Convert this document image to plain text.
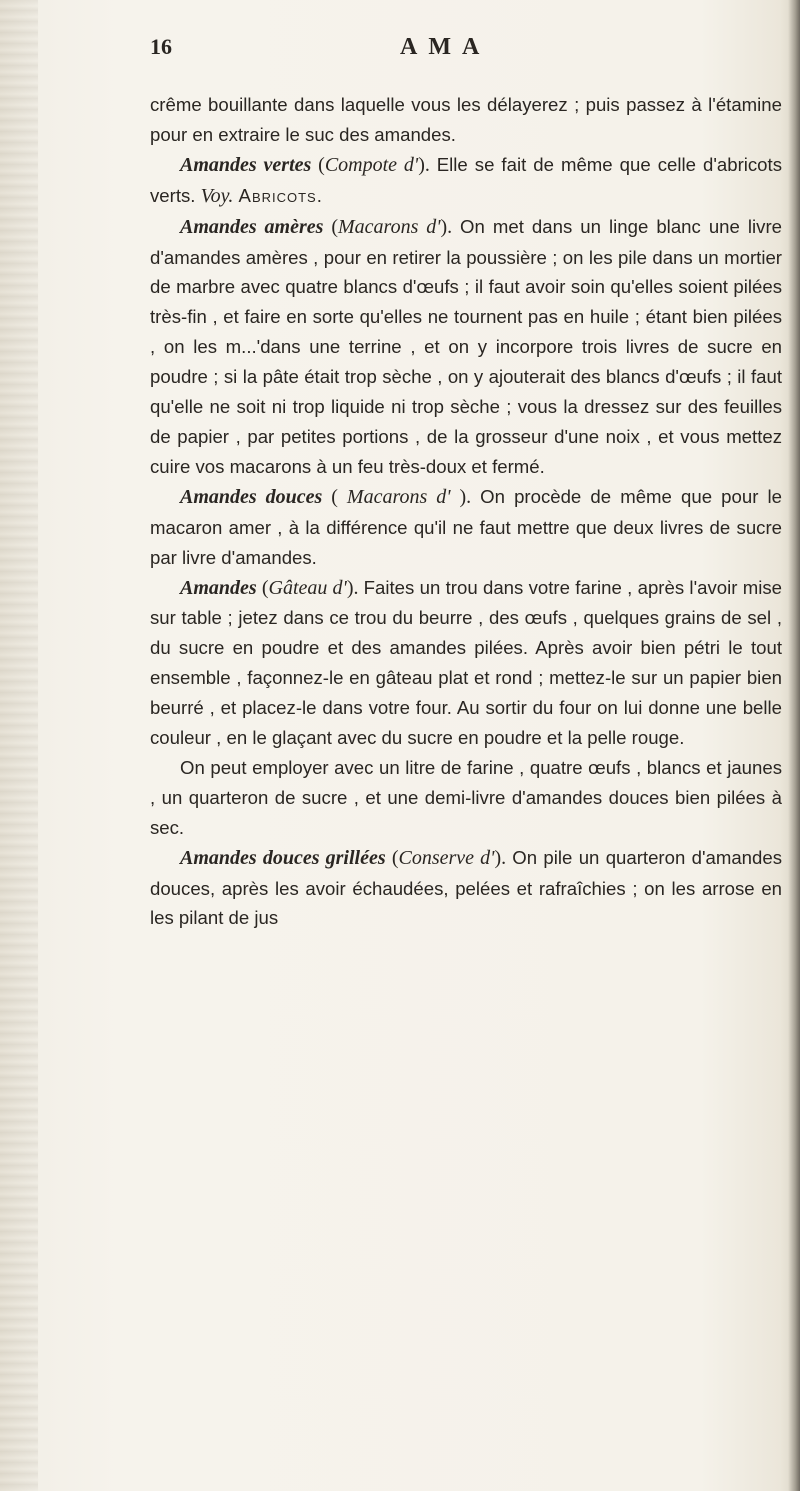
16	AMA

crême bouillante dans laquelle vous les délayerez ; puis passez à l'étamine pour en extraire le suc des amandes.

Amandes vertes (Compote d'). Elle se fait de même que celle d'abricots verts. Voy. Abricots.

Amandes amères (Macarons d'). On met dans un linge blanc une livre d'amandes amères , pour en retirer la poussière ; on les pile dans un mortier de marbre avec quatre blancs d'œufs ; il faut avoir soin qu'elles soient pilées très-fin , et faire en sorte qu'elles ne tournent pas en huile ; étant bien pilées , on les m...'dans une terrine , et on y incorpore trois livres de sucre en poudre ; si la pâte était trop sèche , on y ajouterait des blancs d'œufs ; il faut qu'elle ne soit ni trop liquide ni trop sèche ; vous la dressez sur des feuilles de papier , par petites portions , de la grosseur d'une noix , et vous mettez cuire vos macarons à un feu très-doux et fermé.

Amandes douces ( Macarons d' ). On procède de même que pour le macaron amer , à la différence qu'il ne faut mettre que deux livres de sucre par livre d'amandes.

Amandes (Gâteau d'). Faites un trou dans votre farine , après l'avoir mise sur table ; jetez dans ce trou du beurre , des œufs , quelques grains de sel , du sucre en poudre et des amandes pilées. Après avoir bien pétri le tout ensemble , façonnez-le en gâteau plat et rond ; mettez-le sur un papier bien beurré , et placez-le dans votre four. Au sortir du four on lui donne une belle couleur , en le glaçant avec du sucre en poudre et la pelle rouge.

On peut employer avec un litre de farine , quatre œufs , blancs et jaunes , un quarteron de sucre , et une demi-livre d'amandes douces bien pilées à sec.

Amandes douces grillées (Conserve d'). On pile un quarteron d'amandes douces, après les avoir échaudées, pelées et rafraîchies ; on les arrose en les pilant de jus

WORK INSTRUCTIONS
Transcribe all of the material exactly, leaving out whatever pictures it contains.

FINAL RESULT
Convert this document image to plain text.
16	AMA

crême bouillante dans laquelle vous les délayerez ; puis passez à l'étamine pour en extraire le suc des amandes.

Amandes vertes (Compote d'). Elle se fait de même que celle d'abricots verts. Voy. Abricots.

Amandes amères (Macarons d'). On met dans un linge blanc une livre d'amandes amères , pour en retirer la poussière ; on les pile dans un mortier de marbre avec quatre blancs d'œufs ; il faut avoir soin qu'elles soient pilées très-fin , et faire en sorte qu'elles ne tournent pas en huile ; étant bien pilées , on les m...'dans une terrine , et on y incorpore trois livres de sucre en poudre ; si la pâte était trop sèche , on y ajouterait des blancs d'œufs ; il faut qu'elle ne soit ni trop liquide ni trop sèche ; vous la dressez sur des feuilles de papier , par petites portions , de la grosseur d'une noix , et vous mettez cuire vos macarons à un feu très-doux et fermé.

Amandes douces ( Macarons d' ). On procède de même que pour le macaron amer , à la différence qu'il ne faut mettre que deux livres de sucre par livre d'amandes.

Amandes (Gâteau d'). Faites un trou dans votre farine , après l'avoir mise sur table ; jetez dans ce trou du beurre , des œufs , quelques grains de sel , du sucre en poudre et des amandes pilées. Après avoir bien pétri le tout ensemble , façonnez-le en gâteau plat et rond ; mettez-le sur un papier bien beurré , et placez-le dans votre four. Au sortir du four on lui donne une belle couleur , en le glaçant avec du sucre en poudre et la pelle rouge.

On peut employer avec un litre de farine , quatre œufs , blancs et jaunes , un quarteron de sucre , et une demi-livre d'amandes douces bien pilées à sec.

Amandes douces grillées (Conserve d'). On pile un quarteron d'amandes douces, après les avoir échaudées, pelées et rafraîchies ; on les arrose en les pilant de jus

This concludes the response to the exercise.